WHAT TO PRODUCE: Print the entries verbatim, leaving out the images they contain.

Dataset records
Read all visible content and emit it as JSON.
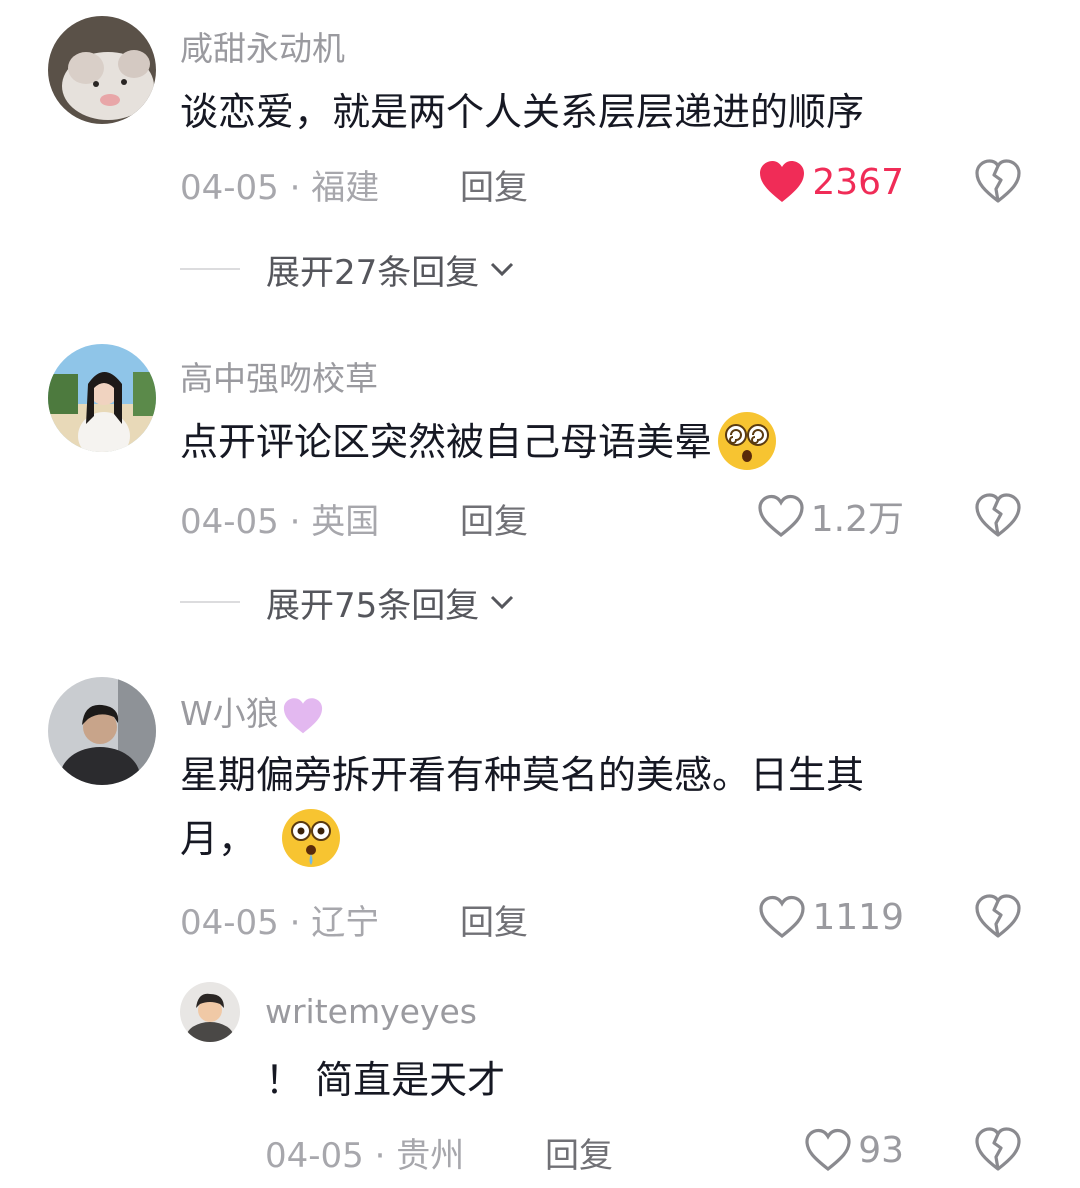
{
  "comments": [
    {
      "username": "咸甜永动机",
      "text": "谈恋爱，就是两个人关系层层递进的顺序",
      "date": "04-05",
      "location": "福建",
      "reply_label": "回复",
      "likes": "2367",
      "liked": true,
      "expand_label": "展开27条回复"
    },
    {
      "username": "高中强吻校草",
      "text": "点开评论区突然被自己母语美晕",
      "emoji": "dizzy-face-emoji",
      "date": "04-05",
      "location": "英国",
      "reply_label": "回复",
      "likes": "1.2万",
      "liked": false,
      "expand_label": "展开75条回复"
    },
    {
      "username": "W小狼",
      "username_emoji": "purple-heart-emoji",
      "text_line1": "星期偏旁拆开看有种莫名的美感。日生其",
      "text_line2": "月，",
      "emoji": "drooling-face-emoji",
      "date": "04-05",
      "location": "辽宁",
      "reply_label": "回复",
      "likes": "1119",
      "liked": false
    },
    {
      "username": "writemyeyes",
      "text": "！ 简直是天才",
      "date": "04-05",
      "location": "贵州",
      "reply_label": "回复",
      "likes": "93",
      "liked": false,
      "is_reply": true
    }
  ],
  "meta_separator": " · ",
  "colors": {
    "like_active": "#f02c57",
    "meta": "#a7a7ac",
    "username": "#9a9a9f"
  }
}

SOLUTION TO THIS PROBLEM:
Read all visible content and emit it as JSON.
{
  "comments": [
    {
      "username": "咸甜永动机",
      "text": "谈恋爱，就是两个人关系层层递进的顺序",
      "date": "04-05",
      "location": "福建",
      "reply_label": "回复",
      "likes": "2367",
      "liked": true,
      "expand_label": "展开27条回复"
    },
    {
      "username": "高中强吻校草",
      "text": "点开评论区突然被自己母语美晕",
      "emoji": "dizzy-face-emoji",
      "date": "04-05",
      "location": "英国",
      "reply_label": "回复",
      "likes": "1.2万",
      "liked": false,
      "expand_label": "展开75条回复"
    },
    {
      "username": "W小狼",
      "username_emoji": "purple-heart-emoji",
      "text_line1": "星期偏旁拆开看有种莫名的美感。日生其",
      "text_line2": "月，",
      "emoji": "drooling-face-emoji",
      "date": "04-05",
      "location": "辽宁",
      "reply_label": "回复",
      "likes": "1119",
      "liked": false
    },
    {
      "username": "writemyeyes",
      "text": "！ 简直是天才",
      "date": "04-05",
      "location": "贵州",
      "reply_label": "回复",
      "likes": "93",
      "liked": false,
      "is_reply": true
    }
  ],
  "meta_separator": " · ",
  "colors": {
    "like_active": "#f02c57",
    "meta": "#a7a7ac",
    "username": "#9a9a9f"
  }
}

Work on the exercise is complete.